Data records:
------------------------------------

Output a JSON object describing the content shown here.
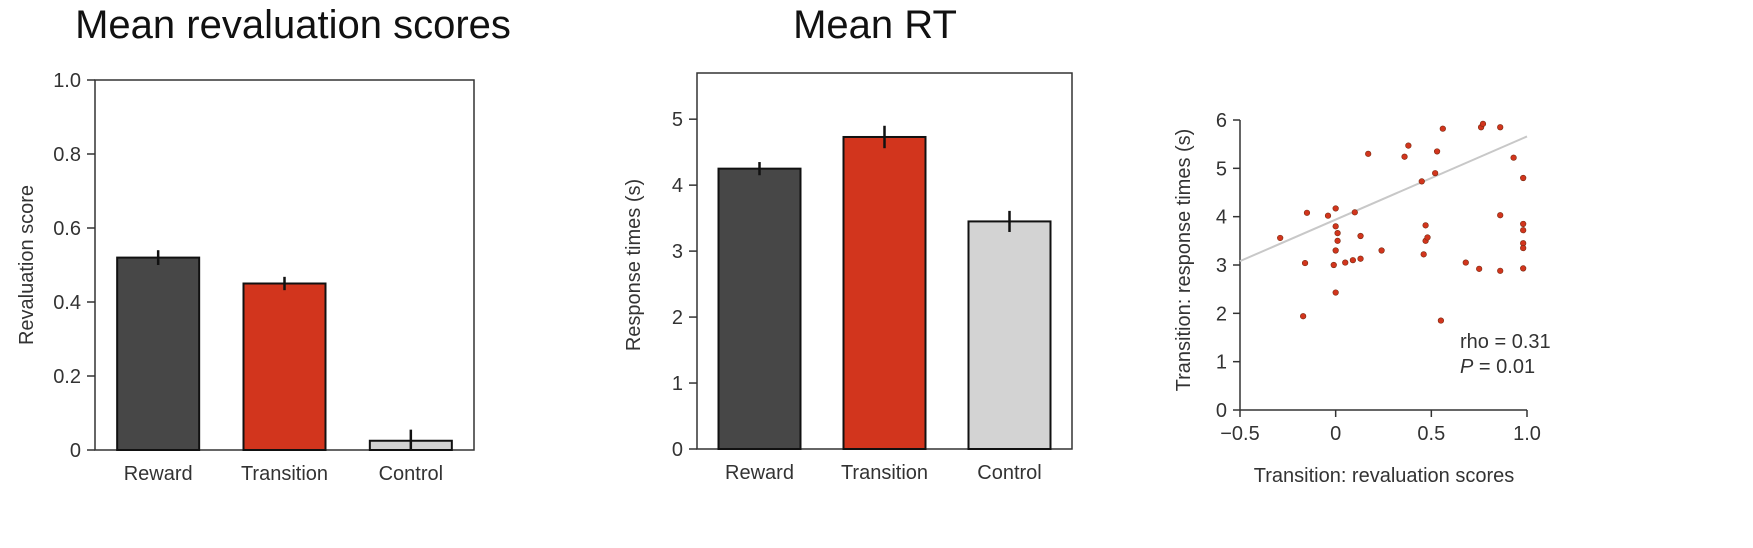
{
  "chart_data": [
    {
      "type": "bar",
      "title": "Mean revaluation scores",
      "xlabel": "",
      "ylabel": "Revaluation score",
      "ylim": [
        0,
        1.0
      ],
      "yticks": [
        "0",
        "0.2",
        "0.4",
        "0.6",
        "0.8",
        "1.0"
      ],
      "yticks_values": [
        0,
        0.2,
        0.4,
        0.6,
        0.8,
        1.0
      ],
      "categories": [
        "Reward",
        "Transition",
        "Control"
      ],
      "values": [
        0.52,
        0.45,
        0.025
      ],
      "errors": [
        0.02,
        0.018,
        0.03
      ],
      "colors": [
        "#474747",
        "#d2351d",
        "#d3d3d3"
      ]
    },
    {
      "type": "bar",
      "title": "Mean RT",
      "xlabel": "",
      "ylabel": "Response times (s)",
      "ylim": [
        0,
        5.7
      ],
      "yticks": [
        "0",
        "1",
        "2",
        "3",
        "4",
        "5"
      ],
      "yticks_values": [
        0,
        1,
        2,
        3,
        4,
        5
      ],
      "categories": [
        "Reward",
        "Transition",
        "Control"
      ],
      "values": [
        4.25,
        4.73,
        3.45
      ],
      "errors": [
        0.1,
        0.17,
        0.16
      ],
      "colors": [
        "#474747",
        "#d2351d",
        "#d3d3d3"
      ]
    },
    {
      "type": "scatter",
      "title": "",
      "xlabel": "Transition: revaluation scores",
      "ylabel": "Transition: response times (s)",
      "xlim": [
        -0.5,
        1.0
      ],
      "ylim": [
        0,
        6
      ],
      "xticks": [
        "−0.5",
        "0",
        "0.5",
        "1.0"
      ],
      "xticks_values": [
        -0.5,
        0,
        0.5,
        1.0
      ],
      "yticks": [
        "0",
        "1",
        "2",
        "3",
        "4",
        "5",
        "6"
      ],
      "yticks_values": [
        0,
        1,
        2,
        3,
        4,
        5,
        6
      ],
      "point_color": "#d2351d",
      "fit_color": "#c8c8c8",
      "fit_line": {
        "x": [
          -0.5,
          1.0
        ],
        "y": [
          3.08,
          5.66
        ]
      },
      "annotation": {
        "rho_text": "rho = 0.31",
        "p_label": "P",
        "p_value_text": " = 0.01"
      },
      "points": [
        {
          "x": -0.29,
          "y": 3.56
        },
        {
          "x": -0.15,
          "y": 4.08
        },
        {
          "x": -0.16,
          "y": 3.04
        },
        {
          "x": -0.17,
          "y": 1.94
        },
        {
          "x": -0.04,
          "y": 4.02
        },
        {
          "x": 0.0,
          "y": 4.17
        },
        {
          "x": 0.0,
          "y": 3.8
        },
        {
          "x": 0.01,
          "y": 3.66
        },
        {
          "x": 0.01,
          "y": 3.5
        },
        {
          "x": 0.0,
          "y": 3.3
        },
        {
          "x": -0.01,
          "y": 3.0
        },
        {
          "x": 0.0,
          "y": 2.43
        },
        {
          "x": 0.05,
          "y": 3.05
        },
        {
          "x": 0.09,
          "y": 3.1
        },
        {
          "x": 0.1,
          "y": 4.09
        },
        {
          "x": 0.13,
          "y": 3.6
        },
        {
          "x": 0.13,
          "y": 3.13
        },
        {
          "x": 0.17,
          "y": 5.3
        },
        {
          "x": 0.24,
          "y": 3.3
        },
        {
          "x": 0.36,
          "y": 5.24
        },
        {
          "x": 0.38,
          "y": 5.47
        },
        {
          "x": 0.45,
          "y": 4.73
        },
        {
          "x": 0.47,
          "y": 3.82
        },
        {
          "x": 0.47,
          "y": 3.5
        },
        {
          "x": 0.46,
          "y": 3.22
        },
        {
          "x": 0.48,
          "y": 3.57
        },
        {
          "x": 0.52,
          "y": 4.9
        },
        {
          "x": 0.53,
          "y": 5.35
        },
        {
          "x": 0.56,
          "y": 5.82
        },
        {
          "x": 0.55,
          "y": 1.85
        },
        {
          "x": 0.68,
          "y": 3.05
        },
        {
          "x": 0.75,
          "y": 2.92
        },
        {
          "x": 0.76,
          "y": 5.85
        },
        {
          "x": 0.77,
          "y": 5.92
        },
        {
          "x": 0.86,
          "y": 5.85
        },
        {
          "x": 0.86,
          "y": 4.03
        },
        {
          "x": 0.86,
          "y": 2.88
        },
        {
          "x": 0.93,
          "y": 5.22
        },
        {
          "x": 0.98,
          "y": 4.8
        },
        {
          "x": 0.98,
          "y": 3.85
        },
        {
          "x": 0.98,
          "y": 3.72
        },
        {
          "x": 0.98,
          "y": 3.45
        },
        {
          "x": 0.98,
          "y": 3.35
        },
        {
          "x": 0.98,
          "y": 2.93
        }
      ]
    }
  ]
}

------------------------------------

PROBLEM STATEMENT => Omit the pictures, then quote the rest of the material above exactly.

ANSWER FOR THIS EXERCISE =>
Output a JSON object describing the content shown here.
{
  "chart_data": [
    {
      "type": "bar",
      "title": "Mean revaluation scores",
      "xlabel": "",
      "ylabel": "Revaluation score",
      "ylim": [
        0,
        1.0
      ],
      "yticks": [
        "0",
        "0.2",
        "0.4",
        "0.6",
        "0.8",
        "1.0"
      ],
      "yticks_values": [
        0,
        0.2,
        0.4,
        0.6,
        0.8,
        1.0
      ],
      "categories": [
        "Reward",
        "Transition",
        "Control"
      ],
      "values": [
        0.52,
        0.45,
        0.025
      ],
      "errors": [
        0.02,
        0.018,
        0.03
      ],
      "colors": [
        "#474747",
        "#d2351d",
        "#d3d3d3"
      ]
    },
    {
      "type": "bar",
      "title": "Mean RT",
      "xlabel": "",
      "ylabel": "Response times (s)",
      "ylim": [
        0,
        5.7
      ],
      "yticks": [
        "0",
        "1",
        "2",
        "3",
        "4",
        "5"
      ],
      "yticks_values": [
        0,
        1,
        2,
        3,
        4,
        5
      ],
      "categories": [
        "Reward",
        "Transition",
        "Control"
      ],
      "values": [
        4.25,
        4.73,
        3.45
      ],
      "errors": [
        0.1,
        0.17,
        0.16
      ],
      "colors": [
        "#474747",
        "#d2351d",
        "#d3d3d3"
      ]
    },
    {
      "type": "scatter",
      "title": "",
      "xlabel": "Transition: revaluation scores",
      "ylabel": "Transition: response times (s)",
      "xlim": [
        -0.5,
        1.0
      ],
      "ylim": [
        0,
        6
      ],
      "xticks": [
        "−0.5",
        "0",
        "0.5",
        "1.0"
      ],
      "xticks_values": [
        -0.5,
        0,
        0.5,
        1.0
      ],
      "yticks": [
        "0",
        "1",
        "2",
        "3",
        "4",
        "5",
        "6"
      ],
      "yticks_values": [
        0,
        1,
        2,
        3,
        4,
        5,
        6
      ],
      "point_color": "#d2351d",
      "fit_color": "#c8c8c8",
      "fit_line": {
        "x": [
          -0.5,
          1.0
        ],
        "y": [
          3.08,
          5.66
        ]
      },
      "annotation": {
        "rho_text": "rho = 0.31",
        "p_label": "P",
        "p_value_text": " = 0.01"
      },
      "points": [
        {
          "x": -0.29,
          "y": 3.56
        },
        {
          "x": -0.15,
          "y": 4.08
        },
        {
          "x": -0.16,
          "y": 3.04
        },
        {
          "x": -0.17,
          "y": 1.94
        },
        {
          "x": -0.04,
          "y": 4.02
        },
        {
          "x": 0.0,
          "y": 4.17
        },
        {
          "x": 0.0,
          "y": 3.8
        },
        {
          "x": 0.01,
          "y": 3.66
        },
        {
          "x": 0.01,
          "y": 3.5
        },
        {
          "x": 0.0,
          "y": 3.3
        },
        {
          "x": -0.01,
          "y": 3.0
        },
        {
          "x": 0.0,
          "y": 2.43
        },
        {
          "x": 0.05,
          "y": 3.05
        },
        {
          "x": 0.09,
          "y": 3.1
        },
        {
          "x": 0.1,
          "y": 4.09
        },
        {
          "x": 0.13,
          "y": 3.6
        },
        {
          "x": 0.13,
          "y": 3.13
        },
        {
          "x": 0.17,
          "y": 5.3
        },
        {
          "x": 0.24,
          "y": 3.3
        },
        {
          "x": 0.36,
          "y": 5.24
        },
        {
          "x": 0.38,
          "y": 5.47
        },
        {
          "x": 0.45,
          "y": 4.73
        },
        {
          "x": 0.47,
          "y": 3.82
        },
        {
          "x": 0.47,
          "y": 3.5
        },
        {
          "x": 0.46,
          "y": 3.22
        },
        {
          "x": 0.48,
          "y": 3.57
        },
        {
          "x": 0.52,
          "y": 4.9
        },
        {
          "x": 0.53,
          "y": 5.35
        },
        {
          "x": 0.56,
          "y": 5.82
        },
        {
          "x": 0.55,
          "y": 1.85
        },
        {
          "x": 0.68,
          "y": 3.05
        },
        {
          "x": 0.75,
          "y": 2.92
        },
        {
          "x": 0.76,
          "y": 5.85
        },
        {
          "x": 0.77,
          "y": 5.92
        },
        {
          "x": 0.86,
          "y": 5.85
        },
        {
          "x": 0.86,
          "y": 4.03
        },
        {
          "x": 0.86,
          "y": 2.88
        },
        {
          "x": 0.93,
          "y": 5.22
        },
        {
          "x": 0.98,
          "y": 4.8
        },
        {
          "x": 0.98,
          "y": 3.85
        },
        {
          "x": 0.98,
          "y": 3.72
        },
        {
          "x": 0.98,
          "y": 3.45
        },
        {
          "x": 0.98,
          "y": 3.35
        },
        {
          "x": 0.98,
          "y": 2.93
        }
      ]
    }
  ]
}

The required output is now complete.